Set problem:
Retype each line exactly. Skip images.
* Start Dataset records *
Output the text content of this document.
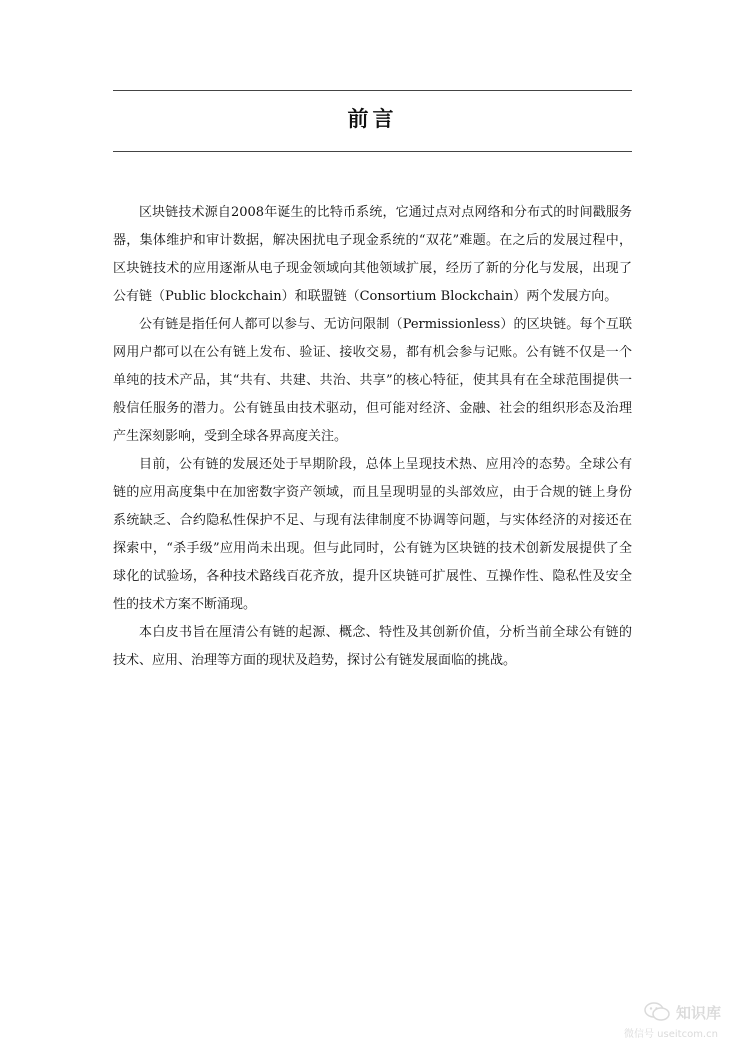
前言

区块链技术源自2008年诞生的比特币系统，它通过点对点网络和分布式的时间戳服务器，集体维护和审计数据，解决困扰电子现金系统的“双花”难题。在之后的发展过程中，区块链技术的应用逐渐从电子现金领域向其他领域扩展，经历了新的分化与发展，出现了公有链（Public blockchain）和联盟链（Consortium Blockchain）两个发展方向。

公有链是指任何人都可以参与、无访问限制（Permissionless）的区块链。每个互联网用户都可以在公有链上发布、验证、接收交易，都有机会参与记账。公有链不仅是一个单纯的技术产品，其“共有、共建、共治、共享”的核心特征，使其具有在全球范围提供一般信任服务的潜力。公有链虽由技术驱动，但可能对经济、金融、社会的组织形态及治理产生深刻影响，受到全球各界高度关注。

目前，公有链的发展还处于早期阶段，总体上呈现技术热、应用冷的态势。全球公有链的应用高度集中在加密数字资产领域，而且呈现明显的头部效应，由于合规的链上身份系统缺乏、合约隐私性保护不足、与现有法律制度不协调等问题，与实体经济的对接还在探索中，“杀手级”应用尚未出现。但与此同时，公有链为区块链的技术创新发展提供了全球化的试验场，各种技术路线百花齐放，提升区块链可扩展性、互操作性、隐私性及安全性的技术方案不断涌现。

本白皮书旨在厘清公有链的起源、概念、特性及其创新价值，分析当前全球公有链的技术、应用、治理等方面的现状及趋势，探讨公有链发展面临的挑战。

知识库
微信号 useitcom.cn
* End Dataset records *
Answer below:
Output the text content of this document.
前言

区块链技术源自2008年诞生的比特币系统，它通过点对点网络和分布式的时间戳服务器，集体维护和审计数据，解决困扰电子现金系统的“双花”难题。在之后的发展过程中，区块链技术的应用逐渐从电子现金领域向其他领域扩展，经历了新的分化与发展，出现了公有链（Public blockchain）和联盟链（Consortium Blockchain）两个发展方向。

公有链是指任何人都可以参与、无访问限制（Permissionless）的区块链。每个互联网用户都可以在公有链上发布、验证、接收交易，都有机会参与记账。公有链不仅是一个单纯的技术产品，其“共有、共建、共治、共享”的核心特征，使其具有在全球范围提供一般信任服务的潜力。公有链虽由技术驱动，但可能对经济、金融、社会的组织形态及治理产生深刻影响，受到全球各界高度关注。

目前，公有链的发展还处于早期阶段，总体上呈现技术热、应用冷的态势。全球公有链的应用高度集中在加密数字资产领域，而且呈现明显的头部效应，由于合规的链上身份系统缺乏、合约隐私性保护不足、与现有法律制度不协调等问题，与实体经济的对接还在探索中，“杀手级”应用尚未出现。但与此同时，公有链为区块链的技术创新发展提供了全球化的试验场，各种技术路线百花齐放，提升区块链可扩展性、互操作性、隐私性及安全性的技术方案不断涌现。

本白皮书旨在厘清公有链的起源、概念、特性及其创新价值，分析当前全球公有链的技术、应用、治理等方面的现状及趋势，探讨公有链发展面临的挑战。

知识库
微信号 useitcom.cn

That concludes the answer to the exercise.